[Begin]

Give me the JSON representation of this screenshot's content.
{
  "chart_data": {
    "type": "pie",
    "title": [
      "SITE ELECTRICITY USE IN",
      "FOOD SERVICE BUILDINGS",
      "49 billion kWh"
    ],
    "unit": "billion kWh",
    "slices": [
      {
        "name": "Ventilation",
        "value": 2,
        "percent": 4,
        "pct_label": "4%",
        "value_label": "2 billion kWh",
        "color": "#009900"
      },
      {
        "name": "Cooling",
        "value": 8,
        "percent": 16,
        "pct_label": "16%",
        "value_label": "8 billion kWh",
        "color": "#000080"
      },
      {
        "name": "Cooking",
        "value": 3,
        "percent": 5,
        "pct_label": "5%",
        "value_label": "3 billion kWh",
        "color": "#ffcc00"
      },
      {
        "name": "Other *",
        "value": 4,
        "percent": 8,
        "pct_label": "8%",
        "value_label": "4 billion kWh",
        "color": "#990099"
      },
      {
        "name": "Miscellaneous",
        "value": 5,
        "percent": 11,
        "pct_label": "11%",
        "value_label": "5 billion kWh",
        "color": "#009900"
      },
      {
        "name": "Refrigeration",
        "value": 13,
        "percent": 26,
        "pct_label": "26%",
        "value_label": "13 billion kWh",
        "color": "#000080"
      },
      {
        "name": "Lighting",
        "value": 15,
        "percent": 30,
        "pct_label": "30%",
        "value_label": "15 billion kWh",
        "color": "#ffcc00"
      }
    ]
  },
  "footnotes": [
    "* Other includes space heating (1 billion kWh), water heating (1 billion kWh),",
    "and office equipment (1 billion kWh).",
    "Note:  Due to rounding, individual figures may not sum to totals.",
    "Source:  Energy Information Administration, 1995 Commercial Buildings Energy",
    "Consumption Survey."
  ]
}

[End]
[Begin]

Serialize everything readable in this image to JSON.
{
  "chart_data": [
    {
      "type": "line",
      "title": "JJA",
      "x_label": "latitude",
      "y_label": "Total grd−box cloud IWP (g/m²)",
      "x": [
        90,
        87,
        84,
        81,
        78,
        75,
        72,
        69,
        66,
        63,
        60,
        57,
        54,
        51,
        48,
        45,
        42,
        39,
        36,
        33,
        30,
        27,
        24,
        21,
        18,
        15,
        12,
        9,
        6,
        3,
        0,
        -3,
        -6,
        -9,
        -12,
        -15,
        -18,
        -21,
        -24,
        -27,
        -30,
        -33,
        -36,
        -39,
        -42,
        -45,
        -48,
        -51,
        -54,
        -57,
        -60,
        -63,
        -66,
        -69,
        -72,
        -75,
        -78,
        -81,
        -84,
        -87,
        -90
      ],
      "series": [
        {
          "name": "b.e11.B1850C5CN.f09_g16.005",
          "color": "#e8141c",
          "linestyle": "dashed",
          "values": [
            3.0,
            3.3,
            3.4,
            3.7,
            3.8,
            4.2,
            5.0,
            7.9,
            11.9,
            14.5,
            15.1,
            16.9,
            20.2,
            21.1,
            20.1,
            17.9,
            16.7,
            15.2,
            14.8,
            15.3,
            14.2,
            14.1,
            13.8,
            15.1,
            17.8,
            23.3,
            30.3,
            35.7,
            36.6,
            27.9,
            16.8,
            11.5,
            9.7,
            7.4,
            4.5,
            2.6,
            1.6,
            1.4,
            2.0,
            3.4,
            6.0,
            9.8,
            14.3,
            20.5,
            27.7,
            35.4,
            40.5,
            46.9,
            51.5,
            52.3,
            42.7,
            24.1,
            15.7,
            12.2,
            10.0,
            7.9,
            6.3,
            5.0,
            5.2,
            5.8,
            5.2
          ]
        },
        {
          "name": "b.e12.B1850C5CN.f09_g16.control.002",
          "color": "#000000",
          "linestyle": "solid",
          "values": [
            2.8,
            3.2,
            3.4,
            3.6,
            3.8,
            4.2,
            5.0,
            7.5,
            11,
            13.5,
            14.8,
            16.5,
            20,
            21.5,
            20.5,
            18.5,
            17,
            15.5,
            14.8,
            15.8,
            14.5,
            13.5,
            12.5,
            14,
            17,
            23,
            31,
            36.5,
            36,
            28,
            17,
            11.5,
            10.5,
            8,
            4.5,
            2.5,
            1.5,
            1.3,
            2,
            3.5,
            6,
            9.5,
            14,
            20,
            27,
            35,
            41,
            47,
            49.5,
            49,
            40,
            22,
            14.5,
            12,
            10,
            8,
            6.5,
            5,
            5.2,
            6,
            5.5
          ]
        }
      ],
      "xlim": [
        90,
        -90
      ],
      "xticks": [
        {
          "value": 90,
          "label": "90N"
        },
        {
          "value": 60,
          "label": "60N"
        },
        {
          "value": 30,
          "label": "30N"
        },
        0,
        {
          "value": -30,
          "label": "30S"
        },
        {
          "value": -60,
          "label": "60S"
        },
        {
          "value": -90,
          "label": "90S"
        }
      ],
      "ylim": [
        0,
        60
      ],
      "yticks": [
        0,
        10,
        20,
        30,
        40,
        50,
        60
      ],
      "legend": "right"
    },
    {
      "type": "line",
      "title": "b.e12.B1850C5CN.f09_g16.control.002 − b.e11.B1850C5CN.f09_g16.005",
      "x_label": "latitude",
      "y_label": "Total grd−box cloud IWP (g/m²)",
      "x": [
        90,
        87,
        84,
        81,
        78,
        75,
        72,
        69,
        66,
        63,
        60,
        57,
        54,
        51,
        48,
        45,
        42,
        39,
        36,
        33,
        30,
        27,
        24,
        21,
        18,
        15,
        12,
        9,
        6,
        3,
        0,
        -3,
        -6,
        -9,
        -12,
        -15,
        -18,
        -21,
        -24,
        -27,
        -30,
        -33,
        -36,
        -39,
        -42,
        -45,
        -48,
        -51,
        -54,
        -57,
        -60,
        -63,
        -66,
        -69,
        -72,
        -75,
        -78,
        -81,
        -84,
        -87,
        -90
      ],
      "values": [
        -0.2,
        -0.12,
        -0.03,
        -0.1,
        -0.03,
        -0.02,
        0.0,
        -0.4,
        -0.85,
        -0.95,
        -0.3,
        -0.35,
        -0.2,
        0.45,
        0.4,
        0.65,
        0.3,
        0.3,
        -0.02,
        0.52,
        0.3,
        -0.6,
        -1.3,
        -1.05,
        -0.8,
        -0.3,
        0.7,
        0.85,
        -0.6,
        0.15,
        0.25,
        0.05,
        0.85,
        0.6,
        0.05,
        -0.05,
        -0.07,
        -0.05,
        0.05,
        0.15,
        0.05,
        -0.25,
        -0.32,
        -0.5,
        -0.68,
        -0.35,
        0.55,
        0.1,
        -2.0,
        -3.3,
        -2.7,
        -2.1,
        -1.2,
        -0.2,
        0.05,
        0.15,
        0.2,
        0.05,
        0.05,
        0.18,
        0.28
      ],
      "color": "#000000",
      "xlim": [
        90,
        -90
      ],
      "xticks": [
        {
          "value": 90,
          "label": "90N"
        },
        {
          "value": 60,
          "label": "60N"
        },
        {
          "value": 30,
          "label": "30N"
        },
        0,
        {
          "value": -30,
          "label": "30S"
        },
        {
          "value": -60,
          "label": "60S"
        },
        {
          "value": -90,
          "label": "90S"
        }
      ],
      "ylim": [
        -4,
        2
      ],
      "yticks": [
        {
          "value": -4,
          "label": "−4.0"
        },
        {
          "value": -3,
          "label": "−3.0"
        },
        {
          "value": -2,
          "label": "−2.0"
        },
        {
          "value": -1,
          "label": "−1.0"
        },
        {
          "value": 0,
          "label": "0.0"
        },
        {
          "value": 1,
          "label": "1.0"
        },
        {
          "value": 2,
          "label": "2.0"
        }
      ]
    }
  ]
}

[End]
[Begin]

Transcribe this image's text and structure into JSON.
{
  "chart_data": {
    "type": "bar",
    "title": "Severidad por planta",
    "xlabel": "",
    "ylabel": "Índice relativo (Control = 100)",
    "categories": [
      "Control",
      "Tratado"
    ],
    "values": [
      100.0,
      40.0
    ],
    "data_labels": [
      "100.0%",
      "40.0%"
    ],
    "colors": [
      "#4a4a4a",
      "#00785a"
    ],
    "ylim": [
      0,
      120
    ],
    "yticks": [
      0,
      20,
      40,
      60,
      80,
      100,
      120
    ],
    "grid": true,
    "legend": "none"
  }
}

[End]

--- WHAT YOU SHOULD DO ---
Using the records above, gather all lines where the string "Other" is present.

--- TASK ANSWER ---
        "name": "Other *",
    "* Other includes space heating (1 billion kWh), water heating (1 billion kWh),",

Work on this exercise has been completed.